Copy out all lines where "обращения" appears.

begin

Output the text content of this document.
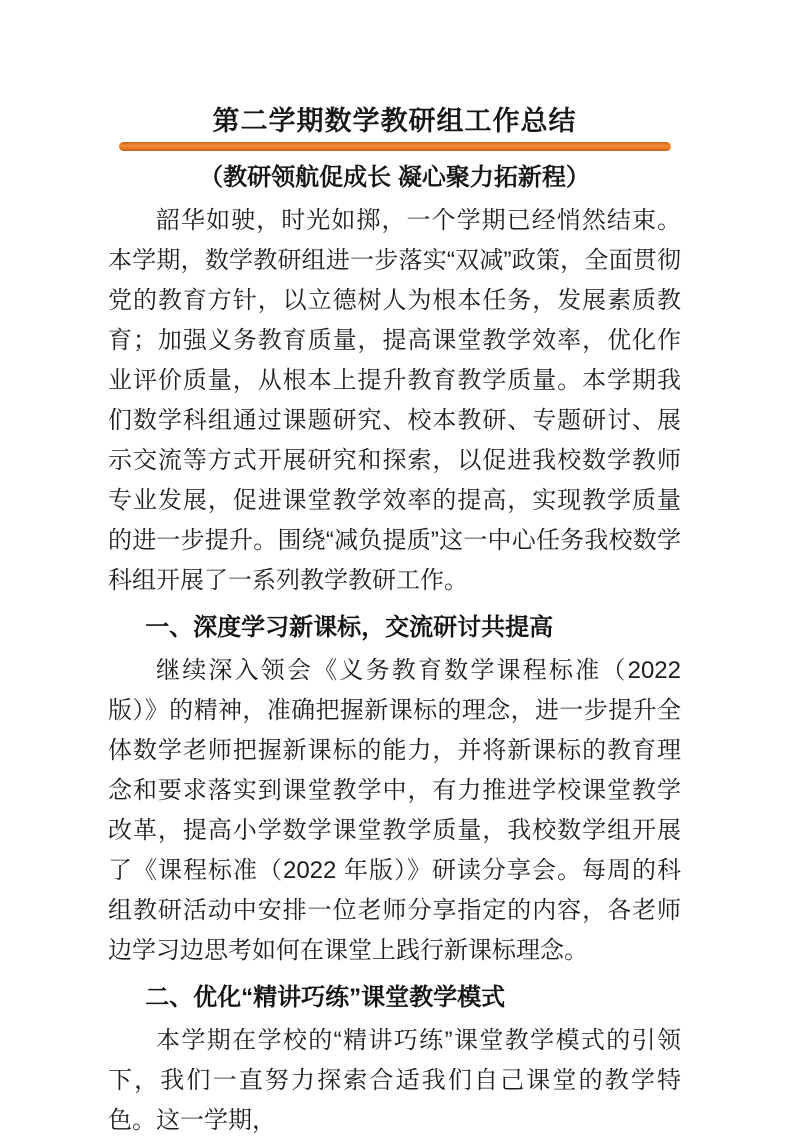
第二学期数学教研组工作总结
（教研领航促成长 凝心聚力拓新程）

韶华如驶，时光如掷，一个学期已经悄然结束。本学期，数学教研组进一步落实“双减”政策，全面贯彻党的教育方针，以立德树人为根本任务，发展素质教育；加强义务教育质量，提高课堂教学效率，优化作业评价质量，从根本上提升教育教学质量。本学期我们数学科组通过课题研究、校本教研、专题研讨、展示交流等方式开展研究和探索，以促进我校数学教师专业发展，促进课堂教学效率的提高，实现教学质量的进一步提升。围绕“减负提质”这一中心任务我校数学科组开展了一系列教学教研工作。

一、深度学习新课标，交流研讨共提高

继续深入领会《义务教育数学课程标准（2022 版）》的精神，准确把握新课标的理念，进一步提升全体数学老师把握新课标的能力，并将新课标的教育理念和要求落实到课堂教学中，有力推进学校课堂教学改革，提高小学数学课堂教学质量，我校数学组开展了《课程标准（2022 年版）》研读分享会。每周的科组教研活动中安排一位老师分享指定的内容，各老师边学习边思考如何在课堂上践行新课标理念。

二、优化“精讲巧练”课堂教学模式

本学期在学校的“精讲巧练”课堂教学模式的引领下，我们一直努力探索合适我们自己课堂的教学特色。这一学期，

end
begin

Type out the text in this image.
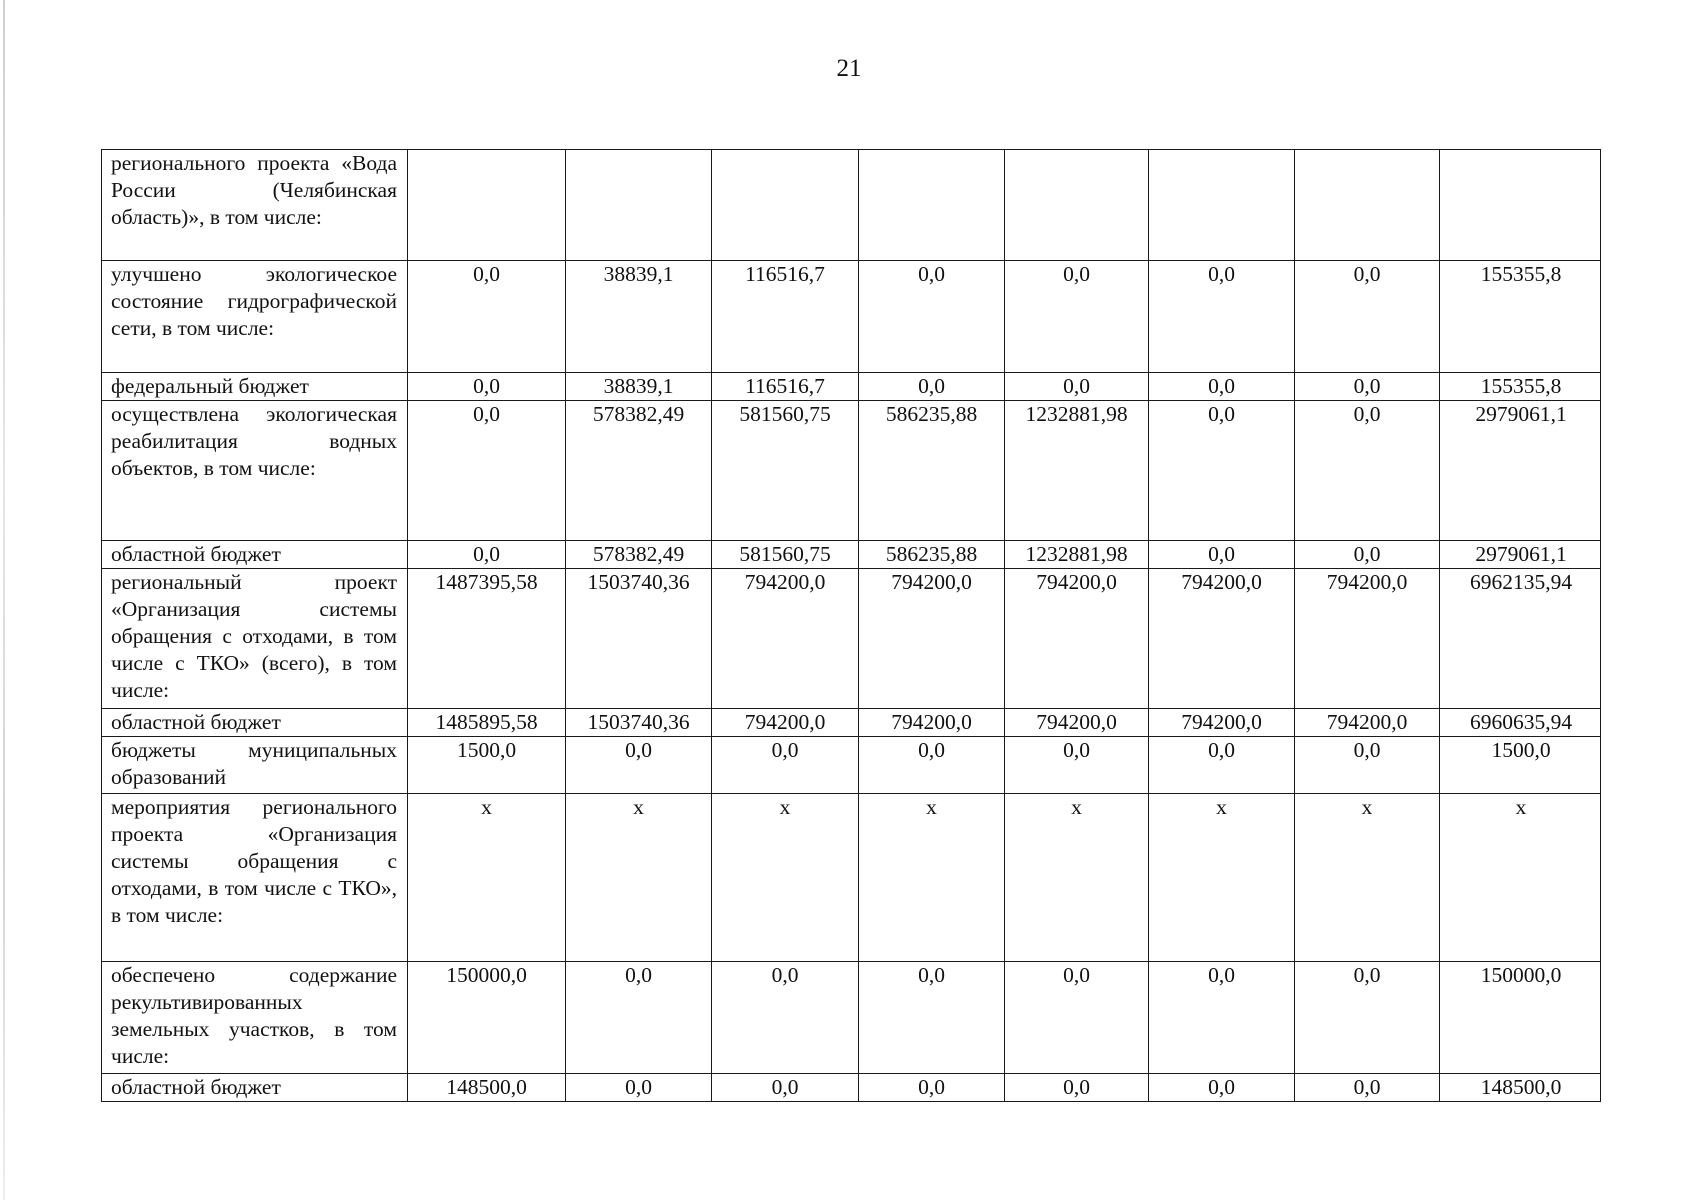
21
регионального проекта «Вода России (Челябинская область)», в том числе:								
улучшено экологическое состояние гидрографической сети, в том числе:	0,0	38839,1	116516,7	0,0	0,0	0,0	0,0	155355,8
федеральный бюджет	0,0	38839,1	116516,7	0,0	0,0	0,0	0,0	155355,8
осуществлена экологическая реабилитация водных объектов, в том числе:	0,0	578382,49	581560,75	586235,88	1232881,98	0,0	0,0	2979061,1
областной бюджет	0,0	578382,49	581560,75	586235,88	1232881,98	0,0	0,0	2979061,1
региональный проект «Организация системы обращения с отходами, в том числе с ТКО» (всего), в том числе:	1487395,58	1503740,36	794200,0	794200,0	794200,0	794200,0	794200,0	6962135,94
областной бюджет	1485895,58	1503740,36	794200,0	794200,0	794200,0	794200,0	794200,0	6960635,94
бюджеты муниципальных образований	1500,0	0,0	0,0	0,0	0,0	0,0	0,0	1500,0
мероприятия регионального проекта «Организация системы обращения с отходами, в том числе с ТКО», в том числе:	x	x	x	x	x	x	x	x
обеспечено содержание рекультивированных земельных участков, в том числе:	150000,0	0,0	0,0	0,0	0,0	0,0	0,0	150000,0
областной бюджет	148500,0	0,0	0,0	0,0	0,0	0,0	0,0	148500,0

end
begin

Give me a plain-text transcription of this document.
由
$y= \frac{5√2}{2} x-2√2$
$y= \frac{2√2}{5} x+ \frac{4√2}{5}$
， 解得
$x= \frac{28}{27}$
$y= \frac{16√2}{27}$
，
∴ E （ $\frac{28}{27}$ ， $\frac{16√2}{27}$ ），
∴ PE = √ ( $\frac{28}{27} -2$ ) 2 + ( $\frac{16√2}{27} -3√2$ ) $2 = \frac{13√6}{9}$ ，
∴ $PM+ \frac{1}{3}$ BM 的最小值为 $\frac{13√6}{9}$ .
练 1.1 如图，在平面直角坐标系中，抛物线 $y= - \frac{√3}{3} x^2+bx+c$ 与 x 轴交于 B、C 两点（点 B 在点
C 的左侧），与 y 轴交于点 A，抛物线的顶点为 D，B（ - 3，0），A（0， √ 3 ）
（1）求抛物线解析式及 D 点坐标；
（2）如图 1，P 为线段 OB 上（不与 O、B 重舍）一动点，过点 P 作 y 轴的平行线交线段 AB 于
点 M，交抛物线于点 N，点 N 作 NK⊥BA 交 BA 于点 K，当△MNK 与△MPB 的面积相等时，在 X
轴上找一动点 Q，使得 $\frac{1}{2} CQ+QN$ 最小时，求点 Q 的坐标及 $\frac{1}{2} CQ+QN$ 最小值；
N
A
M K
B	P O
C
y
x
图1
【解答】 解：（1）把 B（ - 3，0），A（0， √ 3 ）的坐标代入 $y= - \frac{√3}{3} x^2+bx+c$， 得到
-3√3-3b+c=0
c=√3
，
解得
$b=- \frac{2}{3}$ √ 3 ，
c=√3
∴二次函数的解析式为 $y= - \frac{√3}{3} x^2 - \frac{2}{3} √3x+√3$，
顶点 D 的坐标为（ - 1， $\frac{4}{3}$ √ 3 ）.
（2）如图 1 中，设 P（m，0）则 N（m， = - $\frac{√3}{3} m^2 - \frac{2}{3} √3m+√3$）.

end

*Exercise result*
региональный проект «Организация системы обращения с отходами, в том числе с ТКО» (всего), в том числе:	1487395,58	1503740,36	794200,0	794200,0	794200,0	794200,0	794200,0	6962135,94
мероприятия регионального проекта «Организация системы обращения с отходами, в том числе с ТКО», в том числе:	x	x	x	x	x	x	x	x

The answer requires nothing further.